• [Data rows]:
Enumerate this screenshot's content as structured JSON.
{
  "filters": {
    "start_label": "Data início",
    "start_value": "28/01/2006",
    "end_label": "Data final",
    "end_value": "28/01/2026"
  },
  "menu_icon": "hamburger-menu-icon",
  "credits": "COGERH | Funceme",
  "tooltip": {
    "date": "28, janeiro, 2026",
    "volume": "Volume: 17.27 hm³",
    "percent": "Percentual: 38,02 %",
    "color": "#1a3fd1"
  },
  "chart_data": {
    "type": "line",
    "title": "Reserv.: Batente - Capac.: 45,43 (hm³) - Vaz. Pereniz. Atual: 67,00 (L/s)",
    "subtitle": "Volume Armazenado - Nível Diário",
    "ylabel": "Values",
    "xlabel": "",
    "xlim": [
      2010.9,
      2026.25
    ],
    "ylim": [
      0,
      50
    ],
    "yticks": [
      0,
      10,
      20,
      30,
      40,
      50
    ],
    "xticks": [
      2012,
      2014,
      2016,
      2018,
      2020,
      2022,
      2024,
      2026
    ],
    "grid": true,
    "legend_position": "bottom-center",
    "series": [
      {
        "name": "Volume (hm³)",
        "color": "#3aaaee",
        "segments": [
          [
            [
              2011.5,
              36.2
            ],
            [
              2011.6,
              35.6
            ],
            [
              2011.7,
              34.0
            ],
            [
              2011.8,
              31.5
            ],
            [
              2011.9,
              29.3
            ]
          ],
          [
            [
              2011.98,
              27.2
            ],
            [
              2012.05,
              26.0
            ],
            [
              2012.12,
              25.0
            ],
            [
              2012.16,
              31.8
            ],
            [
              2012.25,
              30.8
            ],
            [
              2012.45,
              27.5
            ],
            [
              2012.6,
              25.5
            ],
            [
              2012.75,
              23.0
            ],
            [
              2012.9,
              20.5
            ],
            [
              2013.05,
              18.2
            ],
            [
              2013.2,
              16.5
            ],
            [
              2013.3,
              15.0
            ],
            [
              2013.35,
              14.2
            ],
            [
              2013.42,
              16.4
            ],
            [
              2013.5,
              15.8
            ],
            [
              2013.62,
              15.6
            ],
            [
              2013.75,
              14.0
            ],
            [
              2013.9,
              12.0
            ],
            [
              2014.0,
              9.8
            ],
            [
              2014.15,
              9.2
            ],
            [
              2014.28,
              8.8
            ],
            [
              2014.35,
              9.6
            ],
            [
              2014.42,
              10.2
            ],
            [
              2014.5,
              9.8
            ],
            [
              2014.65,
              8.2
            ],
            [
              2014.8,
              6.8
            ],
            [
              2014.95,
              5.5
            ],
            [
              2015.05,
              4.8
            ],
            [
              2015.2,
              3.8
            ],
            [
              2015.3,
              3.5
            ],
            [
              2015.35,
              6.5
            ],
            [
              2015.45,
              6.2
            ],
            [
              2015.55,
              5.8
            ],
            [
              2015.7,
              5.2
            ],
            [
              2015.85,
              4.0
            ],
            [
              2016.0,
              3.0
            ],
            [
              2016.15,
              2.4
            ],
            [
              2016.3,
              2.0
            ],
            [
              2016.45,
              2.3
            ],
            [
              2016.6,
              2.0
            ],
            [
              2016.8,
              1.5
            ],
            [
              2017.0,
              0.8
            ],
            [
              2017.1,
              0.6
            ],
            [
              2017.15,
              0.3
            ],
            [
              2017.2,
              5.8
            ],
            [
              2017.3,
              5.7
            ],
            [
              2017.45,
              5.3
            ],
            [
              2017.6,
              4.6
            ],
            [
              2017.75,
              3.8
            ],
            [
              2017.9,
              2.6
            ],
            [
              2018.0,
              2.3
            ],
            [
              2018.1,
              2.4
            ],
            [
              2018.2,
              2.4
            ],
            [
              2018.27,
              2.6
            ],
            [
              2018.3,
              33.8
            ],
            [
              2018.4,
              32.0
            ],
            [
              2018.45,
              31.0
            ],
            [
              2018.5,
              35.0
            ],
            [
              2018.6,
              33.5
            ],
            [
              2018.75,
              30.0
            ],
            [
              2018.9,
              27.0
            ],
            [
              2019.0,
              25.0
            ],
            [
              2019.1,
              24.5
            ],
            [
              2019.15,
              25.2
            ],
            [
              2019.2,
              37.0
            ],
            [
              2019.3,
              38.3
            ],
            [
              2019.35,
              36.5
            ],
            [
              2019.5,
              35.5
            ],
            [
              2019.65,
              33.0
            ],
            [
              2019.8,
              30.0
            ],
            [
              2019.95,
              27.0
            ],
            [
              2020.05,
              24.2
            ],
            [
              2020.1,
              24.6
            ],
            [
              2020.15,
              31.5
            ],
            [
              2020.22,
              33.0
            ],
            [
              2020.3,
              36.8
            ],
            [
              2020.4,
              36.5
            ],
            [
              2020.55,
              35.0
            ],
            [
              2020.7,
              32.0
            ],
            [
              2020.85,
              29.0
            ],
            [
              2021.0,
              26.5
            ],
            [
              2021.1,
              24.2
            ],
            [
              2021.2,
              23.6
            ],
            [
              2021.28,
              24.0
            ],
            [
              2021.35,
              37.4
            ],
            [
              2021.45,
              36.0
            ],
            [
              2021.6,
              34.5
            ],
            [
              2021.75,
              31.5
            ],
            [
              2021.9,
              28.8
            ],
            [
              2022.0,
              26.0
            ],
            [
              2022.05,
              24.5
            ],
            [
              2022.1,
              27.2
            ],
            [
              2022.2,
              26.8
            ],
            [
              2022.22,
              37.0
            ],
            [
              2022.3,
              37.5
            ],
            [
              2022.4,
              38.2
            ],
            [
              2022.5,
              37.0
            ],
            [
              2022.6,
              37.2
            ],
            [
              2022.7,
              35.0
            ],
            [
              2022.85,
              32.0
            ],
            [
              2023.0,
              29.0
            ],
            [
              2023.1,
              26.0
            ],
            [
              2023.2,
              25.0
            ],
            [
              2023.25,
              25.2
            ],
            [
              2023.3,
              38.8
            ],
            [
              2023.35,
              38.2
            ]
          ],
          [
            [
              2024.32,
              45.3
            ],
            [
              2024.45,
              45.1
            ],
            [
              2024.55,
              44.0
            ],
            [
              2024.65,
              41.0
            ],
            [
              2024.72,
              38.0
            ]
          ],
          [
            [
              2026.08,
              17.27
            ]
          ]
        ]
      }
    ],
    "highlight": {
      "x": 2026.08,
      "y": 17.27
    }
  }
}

• [Your task]: Copy out all of the data exactly, leaving nothing out.

• [Task result]:
Enumerate this screenshot's content as structured JSON.
{
  "filters": {
    "start_label": "Data início",
    "start_value": "28/01/2006",
    "end_label": "Data final",
    "end_value": "28/01/2026"
  },
  "menu_icon": "hamburger-menu-icon",
  "credits": "COGERH | Funceme",
  "tooltip": {
    "date": "28, janeiro, 2026",
    "volume": "Volume: 17.27 hm³",
    "percent": "Percentual: 38,02 %",
    "color": "#1a3fd1"
  },
  "chart_data": {
    "type": "line",
    "title": "Reserv.: Batente - Capac.: 45,43 (hm³) - Vaz. Pereniz. Atual: 67,00 (L/s)",
    "subtitle": "Volume Armazenado - Nível Diário",
    "ylabel": "Values",
    "xlabel": "",
    "xlim": [
      2010.9,
      2026.25
    ],
    "ylim": [
      0,
      50
    ],
    "yticks": [
      0,
      10,
      20,
      30,
      40,
      50
    ],
    "xticks": [
      2012,
      2014,
      2016,
      2018,
      2020,
      2022,
      2024,
      2026
    ],
    "grid": true,
    "legend_position": "bottom-center",
    "series": [
      {
        "name": "Volume (hm³)",
        "color": "#3aaaee",
        "segments": [
          [
            [
              2011.5,
              36.2
            ],
            [
              2011.6,
              35.6
            ],
            [
              2011.7,
              34.0
            ],
            [
              2011.8,
              31.5
            ],
            [
              2011.9,
              29.3
            ]
          ],
          [
            [
              2011.98,
              27.2
            ],
            [
              2012.05,
              26.0
            ],
            [
              2012.12,
              25.0
            ],
            [
              2012.16,
              31.8
            ],
            [
              2012.25,
              30.8
            ],
            [
              2012.45,
              27.5
            ],
            [
              2012.6,
              25.5
            ],
            [
              2012.75,
              23.0
            ],
            [
              2012.9,
              20.5
            ],
            [
              2013.05,
              18.2
            ],
            [
              2013.2,
              16.5
            ],
            [
              2013.3,
              15.0
            ],
            [
              2013.35,
              14.2
            ],
            [
              2013.42,
              16.4
            ],
            [
              2013.5,
              15.8
            ],
            [
              2013.62,
              15.6
            ],
            [
              2013.75,
              14.0
            ],
            [
              2013.9,
              12.0
            ],
            [
              2014.0,
              9.8
            ],
            [
              2014.15,
              9.2
            ],
            [
              2014.28,
              8.8
            ],
            [
              2014.35,
              9.6
            ],
            [
              2014.42,
              10.2
            ],
            [
              2014.5,
              9.8
            ],
            [
              2014.65,
              8.2
            ],
            [
              2014.8,
              6.8
            ],
            [
              2014.95,
              5.5
            ],
            [
              2015.05,
              4.8
            ],
            [
              2015.2,
              3.8
            ],
            [
              2015.3,
              3.5
            ],
            [
              2015.35,
              6.5
            ],
            [
              2015.45,
              6.2
            ],
            [
              2015.55,
              5.8
            ],
            [
              2015.7,
              5.2
            ],
            [
              2015.85,
              4.0
            ],
            [
              2016.0,
              3.0
            ],
            [
              2016.15,
              2.4
            ],
            [
              2016.3,
              2.0
            ],
            [
              2016.45,
              2.3
            ],
            [
              2016.6,
              2.0
            ],
            [
              2016.8,
              1.5
            ],
            [
              2017.0,
              0.8
            ],
            [
              2017.1,
              0.6
            ],
            [
              2017.15,
              0.3
            ],
            [
              2017.2,
              5.8
            ],
            [
              2017.3,
              5.7
            ],
            [
              2017.45,
              5.3
            ],
            [
              2017.6,
              4.6
            ],
            [
              2017.75,
              3.8
            ],
            [
              2017.9,
              2.6
            ],
            [
              2018.0,
              2.3
            ],
            [
              2018.1,
              2.4
            ],
            [
              2018.2,
              2.4
            ],
            [
              2018.27,
              2.6
            ],
            [
              2018.3,
              33.8
            ],
            [
              2018.4,
              32.0
            ],
            [
              2018.45,
              31.0
            ],
            [
              2018.5,
              35.0
            ],
            [
              2018.6,
              33.5
            ],
            [
              2018.75,
              30.0
            ],
            [
              2018.9,
              27.0
            ],
            [
              2019.0,
              25.0
            ],
            [
              2019.1,
              24.5
            ],
            [
              2019.15,
              25.2
            ],
            [
              2019.2,
              37.0
            ],
            [
              2019.3,
              38.3
            ],
            [
              2019.35,
              36.5
            ],
            [
              2019.5,
              35.5
            ],
            [
              2019.65,
              33.0
            ],
            [
              2019.8,
              30.0
            ],
            [
              2019.95,
              27.0
            ],
            [
              2020.05,
              24.2
            ],
            [
              2020.1,
              24.6
            ],
            [
              2020.15,
              31.5
            ],
            [
              2020.22,
              33.0
            ],
            [
              2020.3,
              36.8
            ],
            [
              2020.4,
              36.5
            ],
            [
              2020.55,
              35.0
            ],
            [
              2020.7,
              32.0
            ],
            [
              2020.85,
              29.0
            ],
            [
              2021.0,
              26.5
            ],
            [
              2021.1,
              24.2
            ],
            [
              2021.2,
              23.6
            ],
            [
              2021.28,
              24.0
            ],
            [
              2021.35,
              37.4
            ],
            [
              2021.45,
              36.0
            ],
            [
              2021.6,
              34.5
            ],
            [
              2021.75,
              31.5
            ],
            [
              2021.9,
              28.8
            ],
            [
              2022.0,
              26.0
            ],
            [
              2022.05,
              24.5
            ],
            [
              2022.1,
              27.2
            ],
            [
              2022.2,
              26.8
            ],
            [
              2022.22,
              37.0
            ],
            [
              2022.3,
              37.5
            ],
            [
              2022.4,
              38.2
            ],
            [
              2022.5,
              37.0
            ],
            [
              2022.6,
              37.2
            ],
            [
              2022.7,
              35.0
            ],
            [
              2022.85,
              32.0
            ],
            [
              2023.0,
              29.0
            ],
            [
              2023.1,
              26.0
            ],
            [
              2023.2,
              25.0
            ],
            [
              2023.25,
              25.2
            ],
            [
              2023.3,
              38.8
            ],
            [
              2023.35,
              38.2
            ]
          ],
          [
            [
              2024.32,
              45.3
            ],
            [
              2024.45,
              45.1
            ],
            [
              2024.55,
              44.0
            ],
            [
              2024.65,
              41.0
            ],
            [
              2024.72,
              38.0
            ]
          ],
          [
            [
              2026.08,
              17.27
            ]
          ]
        ]
      }
    ],
    "highlight": {
      "x": 2026.08,
      "y": 17.27
    }
  }
}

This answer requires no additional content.